Could you repeat the records below exactly, leaving out any pictures?

────────────────────────────────────────

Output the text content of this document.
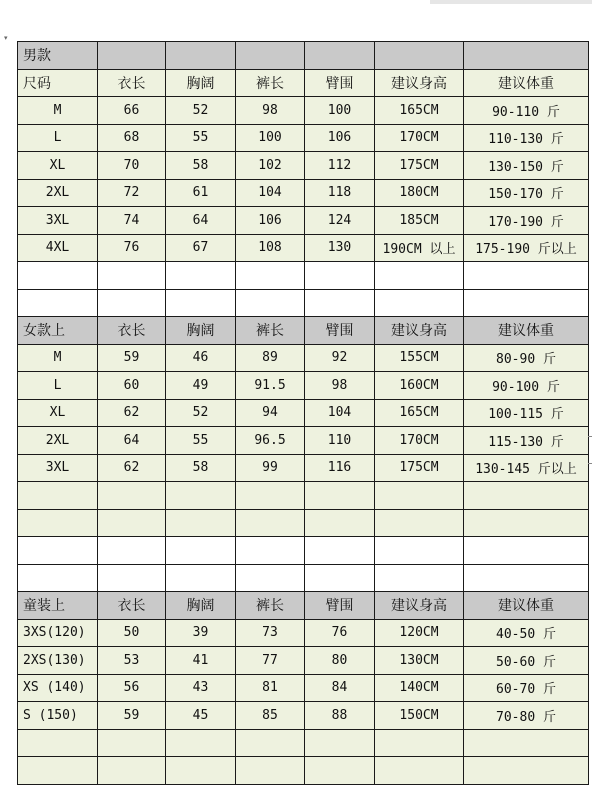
▾
男款						
尺码	衣长	胸阔	裤长	臂围	建议身高	建议体重
M	66	52	98	100	165CM	90-110 斤
L	68	55	100	106	170CM	110-130 斤
XL	70	58	102	112	175CM	130-150 斤
2XL	72	61	104	118	180CM	150-170 斤
3XL	74	64	106	124	185CM	170-190 斤
4XL	76	67	108	130	190CM 以上	175-190 斤以上

女款上	衣长	胸阔	裤长	臂围	建议身高	建议体重
M	59	46	89	92	155CM	80-90 斤
L	60	49	91.5	98	160CM	90-100 斤
XL	62	52	94	104	165CM	100-115 斤
2XL	64	55	96.5	110	170CM	115-130 斤
3XL	62	58	99	116	175CM	130-145 斤以上

童装上	衣长	胸阔	裤长	臂围	建议身高	建议体重
3XS(120)	50	39	73	76	120CM	40-50 斤
2XS(130)	53	41	77	80	130CM	50-60 斤
XS (140)	56	43	81	84	140CM	60-70 斤
S (150)	59	45	85	88	150CM	70-80 斤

────────────────────────────────────────

= CORRECT RESULT =
Output the text content of this document.
▾
男款						
尺码	衣长	胸阔	裤长	臂围	建议身高	建议体重
M	66	52	98	100	165CM	90-110 斤
L	68	55	100	106	170CM	110-130 斤
XL	70	58	102	112	175CM	130-150 斤
2XL	72	61	104	118	180CM	150-170 斤
3XL	74	64	106	124	185CM	170-190 斤
4XL	76	67	108	130	190CM 以上	175-190 斤以上

女款上	衣长	胸阔	裤长	臂围	建议身高	建议体重
M	59	46	89	92	155CM	80-90 斤
L	60	49	91.5	98	160CM	90-100 斤
XL	62	52	94	104	165CM	100-115 斤
2XL	64	55	96.5	110	170CM	115-130 斤
3XL	62	58	99	116	175CM	130-145 斤以上

童装上	衣长	胸阔	裤长	臂围	建议身高	建议体重
3XS(120)	50	39	73	76	120CM	40-50 斤
2XS(130)	53	41	77	80	130CM	50-60 斤
XS (140)	56	43	81	84	140CM	60-70 斤
S (150)	59	45	85	88	150CM	70-80 斤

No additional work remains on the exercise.